■ **What you should do**
Find every line containing the word "joernalis" and report the count, nothing more.

########################################

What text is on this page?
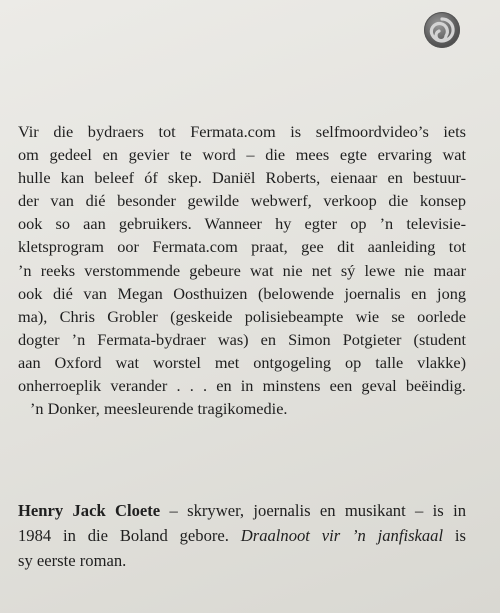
Vir die bydraers tot Fermata.com is selfmoordvideo’s iets
om gedeel en gevier te word – die mees egte ervaring wat
hulle kan beleef óf skep. Daniël Roberts, eienaar en bestuur-
der van dié besonder gewilde webwerf, verkoop die konsep
ook so aan gebruikers. Wanneer hy egter op ’n televisie-
kletsprogram oor Fermata.com praat, gee dit aanleiding tot
’n reeks verstommende gebeure wat nie net sý lewe nie maar
ook dié van Megan Oosthuizen (belowende joernalis en jong
ma), Chris Grobler (geskeide polisiebeampte wie se oorlede
dogter ’n Fermata-bydraer was) en Simon Potgieter (student
aan Oxford wat worstel met ontgogeling op talle vlakke)
onherroeplik verander . . . en in minstens een geval beëindig.
’n Donker, meesleurende tragikomedie.
Henry Jack Cloete – skrywer, joernalis en musikant – is in
1984 in die Boland gebore. Draalnoot vir ’n janfiskaal is
sy eerste roman.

########################################

■ **Expected answer**
2